▸ Stated problem:
Collect each line containing "JSON".

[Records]
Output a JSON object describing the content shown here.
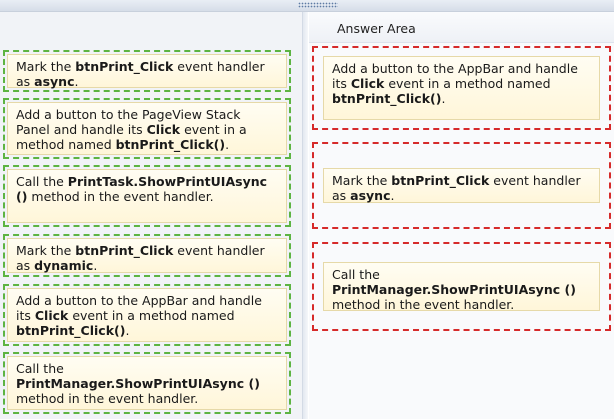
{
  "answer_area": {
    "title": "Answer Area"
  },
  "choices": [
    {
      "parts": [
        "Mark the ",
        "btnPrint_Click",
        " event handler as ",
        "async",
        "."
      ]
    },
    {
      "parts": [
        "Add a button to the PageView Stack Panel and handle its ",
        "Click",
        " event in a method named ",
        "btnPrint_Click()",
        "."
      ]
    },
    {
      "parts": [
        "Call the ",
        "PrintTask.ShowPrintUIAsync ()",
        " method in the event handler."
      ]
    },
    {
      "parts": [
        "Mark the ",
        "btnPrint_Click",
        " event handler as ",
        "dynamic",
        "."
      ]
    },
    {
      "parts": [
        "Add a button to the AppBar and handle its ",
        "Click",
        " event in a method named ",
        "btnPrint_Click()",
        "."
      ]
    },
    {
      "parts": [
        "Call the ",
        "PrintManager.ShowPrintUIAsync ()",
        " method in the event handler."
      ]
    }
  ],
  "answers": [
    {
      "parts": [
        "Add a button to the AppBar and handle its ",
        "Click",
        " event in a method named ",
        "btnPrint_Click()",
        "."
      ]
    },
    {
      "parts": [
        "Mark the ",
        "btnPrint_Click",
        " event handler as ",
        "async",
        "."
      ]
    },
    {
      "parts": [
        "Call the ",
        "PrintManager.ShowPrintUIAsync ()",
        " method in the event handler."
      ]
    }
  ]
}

--

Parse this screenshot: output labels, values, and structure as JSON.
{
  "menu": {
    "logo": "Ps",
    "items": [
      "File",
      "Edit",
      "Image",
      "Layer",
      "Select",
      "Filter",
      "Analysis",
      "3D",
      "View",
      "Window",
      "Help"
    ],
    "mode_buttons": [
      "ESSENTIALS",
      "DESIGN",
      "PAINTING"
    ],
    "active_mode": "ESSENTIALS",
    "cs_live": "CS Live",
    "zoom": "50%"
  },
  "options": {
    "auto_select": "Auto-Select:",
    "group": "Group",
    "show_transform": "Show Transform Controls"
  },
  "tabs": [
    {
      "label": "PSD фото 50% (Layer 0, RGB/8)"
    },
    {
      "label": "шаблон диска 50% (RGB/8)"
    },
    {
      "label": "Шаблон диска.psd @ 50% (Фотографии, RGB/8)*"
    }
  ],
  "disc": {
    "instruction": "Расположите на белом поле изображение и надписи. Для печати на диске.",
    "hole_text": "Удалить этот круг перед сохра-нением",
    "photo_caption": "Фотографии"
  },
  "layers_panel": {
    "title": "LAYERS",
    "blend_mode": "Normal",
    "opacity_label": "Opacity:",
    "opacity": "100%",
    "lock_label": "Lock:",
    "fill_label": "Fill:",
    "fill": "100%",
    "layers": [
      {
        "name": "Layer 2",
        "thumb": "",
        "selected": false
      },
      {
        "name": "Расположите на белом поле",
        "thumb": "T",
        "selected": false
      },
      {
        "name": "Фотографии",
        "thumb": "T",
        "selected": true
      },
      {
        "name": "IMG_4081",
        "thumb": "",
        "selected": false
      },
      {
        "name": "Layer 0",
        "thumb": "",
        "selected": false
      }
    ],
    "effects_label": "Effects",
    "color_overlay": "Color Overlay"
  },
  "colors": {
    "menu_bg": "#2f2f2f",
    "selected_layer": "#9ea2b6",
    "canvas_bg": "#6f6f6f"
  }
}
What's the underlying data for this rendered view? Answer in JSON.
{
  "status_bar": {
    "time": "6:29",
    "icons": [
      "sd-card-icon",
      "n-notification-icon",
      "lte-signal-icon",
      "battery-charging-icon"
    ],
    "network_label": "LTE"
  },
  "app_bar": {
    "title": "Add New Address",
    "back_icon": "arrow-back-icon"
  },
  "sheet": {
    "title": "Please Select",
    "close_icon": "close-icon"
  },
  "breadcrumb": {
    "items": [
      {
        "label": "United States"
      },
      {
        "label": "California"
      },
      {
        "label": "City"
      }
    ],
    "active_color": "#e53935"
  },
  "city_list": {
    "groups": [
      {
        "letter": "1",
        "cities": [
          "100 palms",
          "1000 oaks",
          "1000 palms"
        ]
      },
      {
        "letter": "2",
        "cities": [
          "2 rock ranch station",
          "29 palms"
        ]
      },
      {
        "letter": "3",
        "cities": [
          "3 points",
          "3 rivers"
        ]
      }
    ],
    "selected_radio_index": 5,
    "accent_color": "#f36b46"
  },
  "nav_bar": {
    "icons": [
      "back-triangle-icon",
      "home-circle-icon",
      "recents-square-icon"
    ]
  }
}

▸ Exercise answer:
Output a JSON object describing the content shown here.
Parse this screenshot: output labels, values, and structure as JSON.
What's the underlying data for this rendered view? Answer in JSON.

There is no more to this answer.